Working data:
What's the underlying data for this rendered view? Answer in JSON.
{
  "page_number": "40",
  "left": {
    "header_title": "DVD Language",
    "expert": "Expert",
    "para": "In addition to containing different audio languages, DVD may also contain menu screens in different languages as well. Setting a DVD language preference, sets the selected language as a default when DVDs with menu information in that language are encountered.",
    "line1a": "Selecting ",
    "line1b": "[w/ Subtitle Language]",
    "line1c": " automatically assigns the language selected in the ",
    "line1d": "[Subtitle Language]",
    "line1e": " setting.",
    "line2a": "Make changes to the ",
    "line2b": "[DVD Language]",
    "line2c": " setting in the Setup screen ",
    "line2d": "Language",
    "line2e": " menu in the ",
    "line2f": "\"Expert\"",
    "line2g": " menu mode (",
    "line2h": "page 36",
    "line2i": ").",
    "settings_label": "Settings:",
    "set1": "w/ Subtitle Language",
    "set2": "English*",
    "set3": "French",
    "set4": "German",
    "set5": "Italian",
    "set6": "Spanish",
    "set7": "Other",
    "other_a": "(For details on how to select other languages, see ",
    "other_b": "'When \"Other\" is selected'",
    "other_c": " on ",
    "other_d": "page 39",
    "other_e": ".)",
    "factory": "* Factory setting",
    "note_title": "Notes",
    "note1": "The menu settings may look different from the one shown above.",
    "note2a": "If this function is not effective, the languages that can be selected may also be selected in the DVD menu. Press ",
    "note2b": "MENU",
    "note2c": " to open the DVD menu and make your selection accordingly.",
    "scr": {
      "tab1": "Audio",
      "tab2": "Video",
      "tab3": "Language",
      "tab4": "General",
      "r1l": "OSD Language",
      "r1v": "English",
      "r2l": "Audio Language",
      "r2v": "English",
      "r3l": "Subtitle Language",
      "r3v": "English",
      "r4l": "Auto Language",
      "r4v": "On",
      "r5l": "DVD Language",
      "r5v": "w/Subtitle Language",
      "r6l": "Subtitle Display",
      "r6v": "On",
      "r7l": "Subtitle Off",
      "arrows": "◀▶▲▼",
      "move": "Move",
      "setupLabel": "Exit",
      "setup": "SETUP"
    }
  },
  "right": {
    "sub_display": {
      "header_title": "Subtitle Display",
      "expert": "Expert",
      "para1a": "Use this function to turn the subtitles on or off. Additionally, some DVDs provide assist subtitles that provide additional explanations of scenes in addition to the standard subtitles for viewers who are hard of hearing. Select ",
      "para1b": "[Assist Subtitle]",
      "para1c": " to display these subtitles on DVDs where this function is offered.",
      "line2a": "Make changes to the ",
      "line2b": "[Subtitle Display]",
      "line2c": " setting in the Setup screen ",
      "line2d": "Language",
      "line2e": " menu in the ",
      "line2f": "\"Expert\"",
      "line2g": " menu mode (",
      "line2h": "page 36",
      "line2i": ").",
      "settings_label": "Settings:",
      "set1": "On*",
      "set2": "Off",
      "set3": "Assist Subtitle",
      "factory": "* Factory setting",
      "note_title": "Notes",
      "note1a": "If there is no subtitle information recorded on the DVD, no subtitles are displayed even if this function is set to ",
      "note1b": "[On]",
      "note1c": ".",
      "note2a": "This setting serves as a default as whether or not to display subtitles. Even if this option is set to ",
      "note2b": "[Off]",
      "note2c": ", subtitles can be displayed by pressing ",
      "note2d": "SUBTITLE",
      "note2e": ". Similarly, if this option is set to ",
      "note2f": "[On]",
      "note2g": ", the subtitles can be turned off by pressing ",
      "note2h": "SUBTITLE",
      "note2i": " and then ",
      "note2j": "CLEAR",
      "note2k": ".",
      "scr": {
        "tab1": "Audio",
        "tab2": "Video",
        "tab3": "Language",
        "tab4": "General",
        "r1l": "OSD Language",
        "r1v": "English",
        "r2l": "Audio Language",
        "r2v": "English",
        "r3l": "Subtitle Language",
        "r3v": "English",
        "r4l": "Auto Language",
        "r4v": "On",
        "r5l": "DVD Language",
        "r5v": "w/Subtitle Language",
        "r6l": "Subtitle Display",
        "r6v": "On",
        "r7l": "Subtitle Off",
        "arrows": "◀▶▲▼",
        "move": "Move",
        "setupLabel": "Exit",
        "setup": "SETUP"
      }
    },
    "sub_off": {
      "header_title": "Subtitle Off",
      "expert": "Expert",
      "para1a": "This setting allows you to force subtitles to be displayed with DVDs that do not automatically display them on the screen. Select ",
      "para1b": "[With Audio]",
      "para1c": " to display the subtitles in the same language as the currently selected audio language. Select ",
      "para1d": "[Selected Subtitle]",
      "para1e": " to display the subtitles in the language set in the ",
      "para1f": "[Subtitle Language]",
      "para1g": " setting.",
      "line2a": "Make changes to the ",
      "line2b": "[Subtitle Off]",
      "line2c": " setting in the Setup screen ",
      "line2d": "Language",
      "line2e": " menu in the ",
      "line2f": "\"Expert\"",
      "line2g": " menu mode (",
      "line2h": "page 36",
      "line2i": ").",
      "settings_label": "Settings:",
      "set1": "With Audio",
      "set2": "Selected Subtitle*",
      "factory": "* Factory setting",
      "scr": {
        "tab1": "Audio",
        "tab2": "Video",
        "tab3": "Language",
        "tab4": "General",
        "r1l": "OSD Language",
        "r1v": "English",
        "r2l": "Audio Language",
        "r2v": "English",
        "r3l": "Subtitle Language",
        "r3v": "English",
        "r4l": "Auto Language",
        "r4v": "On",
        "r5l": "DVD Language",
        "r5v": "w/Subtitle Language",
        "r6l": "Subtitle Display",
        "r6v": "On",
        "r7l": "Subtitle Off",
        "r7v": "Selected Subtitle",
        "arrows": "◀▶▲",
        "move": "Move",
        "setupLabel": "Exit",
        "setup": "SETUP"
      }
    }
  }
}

Directions for this task: Identify each line in the records above that contains the word "English", and copy it out in full.

Task output:
    "set2": "English*",
      "r1v": "English",
      "r2v": "English",
      "r3v": "English",
        "r1v": "English",
        "r2v": "English",
        "r3v": "English",
        "r1v": "English",
        "r2v": "English",
        "r3v": "English",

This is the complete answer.